» What needs to be done
Output the data below in full, byte for byte. Nothing may differ.

Collected data
▬▬▬
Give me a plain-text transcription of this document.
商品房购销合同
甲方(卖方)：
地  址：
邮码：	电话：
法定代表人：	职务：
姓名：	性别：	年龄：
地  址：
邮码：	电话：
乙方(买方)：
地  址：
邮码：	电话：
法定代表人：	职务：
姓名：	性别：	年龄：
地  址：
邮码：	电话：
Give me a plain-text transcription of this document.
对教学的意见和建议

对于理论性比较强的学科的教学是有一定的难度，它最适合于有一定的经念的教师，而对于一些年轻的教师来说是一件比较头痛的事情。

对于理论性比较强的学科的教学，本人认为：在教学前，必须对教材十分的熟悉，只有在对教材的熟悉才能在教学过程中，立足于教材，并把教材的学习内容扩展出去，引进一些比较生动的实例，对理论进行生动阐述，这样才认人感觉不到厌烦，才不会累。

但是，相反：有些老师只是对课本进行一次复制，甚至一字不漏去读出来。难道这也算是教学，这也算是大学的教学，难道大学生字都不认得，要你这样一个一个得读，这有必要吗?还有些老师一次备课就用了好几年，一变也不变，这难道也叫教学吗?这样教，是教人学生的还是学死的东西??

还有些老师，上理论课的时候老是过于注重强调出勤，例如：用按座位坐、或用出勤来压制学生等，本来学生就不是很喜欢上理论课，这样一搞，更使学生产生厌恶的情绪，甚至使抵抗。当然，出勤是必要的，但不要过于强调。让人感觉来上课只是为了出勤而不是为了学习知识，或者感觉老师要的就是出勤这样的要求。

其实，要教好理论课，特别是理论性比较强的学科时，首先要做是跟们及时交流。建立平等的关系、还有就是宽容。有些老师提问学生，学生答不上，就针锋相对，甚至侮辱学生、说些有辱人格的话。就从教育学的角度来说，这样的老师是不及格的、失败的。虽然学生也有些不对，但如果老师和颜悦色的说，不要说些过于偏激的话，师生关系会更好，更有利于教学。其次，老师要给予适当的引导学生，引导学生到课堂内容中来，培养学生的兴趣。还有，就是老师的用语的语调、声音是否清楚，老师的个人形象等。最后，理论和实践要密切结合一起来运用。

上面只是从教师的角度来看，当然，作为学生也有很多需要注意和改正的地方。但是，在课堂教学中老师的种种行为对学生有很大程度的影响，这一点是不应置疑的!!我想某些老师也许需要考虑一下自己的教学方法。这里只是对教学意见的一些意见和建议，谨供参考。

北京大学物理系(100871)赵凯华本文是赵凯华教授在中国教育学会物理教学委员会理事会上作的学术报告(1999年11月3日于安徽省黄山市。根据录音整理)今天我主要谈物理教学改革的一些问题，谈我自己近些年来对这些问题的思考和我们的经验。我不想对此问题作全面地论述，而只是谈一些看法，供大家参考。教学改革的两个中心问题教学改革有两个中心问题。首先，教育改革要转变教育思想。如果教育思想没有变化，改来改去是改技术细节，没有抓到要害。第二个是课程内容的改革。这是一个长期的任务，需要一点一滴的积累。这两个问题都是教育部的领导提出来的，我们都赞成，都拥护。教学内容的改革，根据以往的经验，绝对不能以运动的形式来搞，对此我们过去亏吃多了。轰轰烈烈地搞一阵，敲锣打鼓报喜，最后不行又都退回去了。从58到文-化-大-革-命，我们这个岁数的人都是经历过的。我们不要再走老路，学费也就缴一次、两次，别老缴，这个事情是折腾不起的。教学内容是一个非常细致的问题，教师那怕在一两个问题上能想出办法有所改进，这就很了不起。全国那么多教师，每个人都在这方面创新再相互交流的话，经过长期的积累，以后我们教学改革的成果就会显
▬▬▬
» Reply
Give me a plain-text transcription of this document.
商品房购销合同
甲方(卖方)：
地  址：
邮码：	电话：
法定代表人：	职务：
姓名：	性别：	年龄：
地  址：
邮码：	电话：
乙方(买方)：
地  址：
邮码：	电话：
法定代表人：	职务：
姓名：	性别：	年龄：
地  址：
邮码：	电话：
Give me a plain-text transcription of this document.
对教学的意见和建议

对于理论性比较强的学科的教学是有一定的难度，它最适合于有一定的经念的教师，而对于一些年轻的教师来说是一件比较头痛的事情。

对于理论性比较强的学科的教学，本人认为：在教学前，必须对教材十分的熟悉，只有在对教材的熟悉才能在教学过程中，立足于教材，并把教材的学习内容扩展出去，引进一些比较生动的实例，对理论进行生动阐述，这样才认人感觉不到厌烦，才不会累。

但是，相反：有些老师只是对课本进行一次复制，甚至一字不漏去读出来。难道这也算是教学，这也算是大学的教学，难道大学生字都不认得，要你这样一个一个得读，这有必要吗?还有些老师一次备课就用了好几年，一变也不变，这难道也叫教学吗?这样教，是教人学生的还是学死的东西??

还有些老师，上理论课的时候老是过于注重强调出勤，例如：用按座位坐、或用出勤来压制学生等，本来学生就不是很喜欢上理论课，这样一搞，更使学生产生厌恶的情绪，甚至使抵抗。当然，出勤是必要的，但不要过于强调。让人感觉来上课只是为了出勤而不是为了学习知识，或者感觉老师要的就是出勤这样的要求。

其实，要教好理论课，特别是理论性比较强的学科时，首先要做是跟们及时交流。建立平等的关系、还有就是宽容。有些老师提问学生，学生答不上，就针锋相对，甚至侮辱学生、说些有辱人格的话。就从教育学的角度来说，这样的老师是不及格的、失败的。虽然学生也有些不对，但如果老师和颜悦色的说，不要说些过于偏激的话，师生关系会更好，更有利于教学。其次，老师要给予适当的引导学生，引导学生到课堂内容中来，培养学生的兴趣。还有，就是老师的用语的语调、声音是否清楚，老师的个人形象等。最后，理论和实践要密切结合一起来运用。

上面只是从教师的角度来看，当然，作为学生也有很多需要注意和改正的地方。但是，在课堂教学中老师的种种行为对学生有很大程度的影响，这一点是不应置疑的!!我想某些老师也许需要考虑一下自己的教学方法。这里只是对教学意见的一些意见和建议，谨供参考。

北京大学物理系(100871)赵凯华本文是赵凯华教授在中国教育学会物理教学委员会理事会上作的学术报告(1999年11月3日于安徽省黄山市。根据录音整理)今天我主要谈物理教学改革的一些问题，谈我自己近些年来对这些问题的思考和我们的经验。我不想对此问题作全面地论述，而只是谈一些看法，供大家参考。教学改革的两个中心问题教学改革有两个中心问题。首先，教育改革要转变教育思想。如果教育思想没有变化，改来改去是改技术细节，没有抓到要害。第二个是课程内容的改革。这是一个长期的任务，需要一点一滴的积累。这两个问题都是教育部的领导提出来的，我们都赞成，都拥护。教学内容的改革，根据以往的经验，绝对不能以运动的形式来搞，对此我们过去亏吃多了。轰轰烈烈地搞一阵，敲锣打鼓报喜，最后不行又都退回去了。从58到文-化-大-革-命，我们这个岁数的人都是经历过的。我们不要再走老路，学费也就缴一次、两次，别老缴，这个事情是折腾不起的。教学内容是一个非常细致的问题，教师那怕在一两个问题上能想出办法有所改进，这就很了不起。全国那么多教师，每个人都在这方面创新再相互交流的话，经过长期的积累，以后我们教学改革的成果就会显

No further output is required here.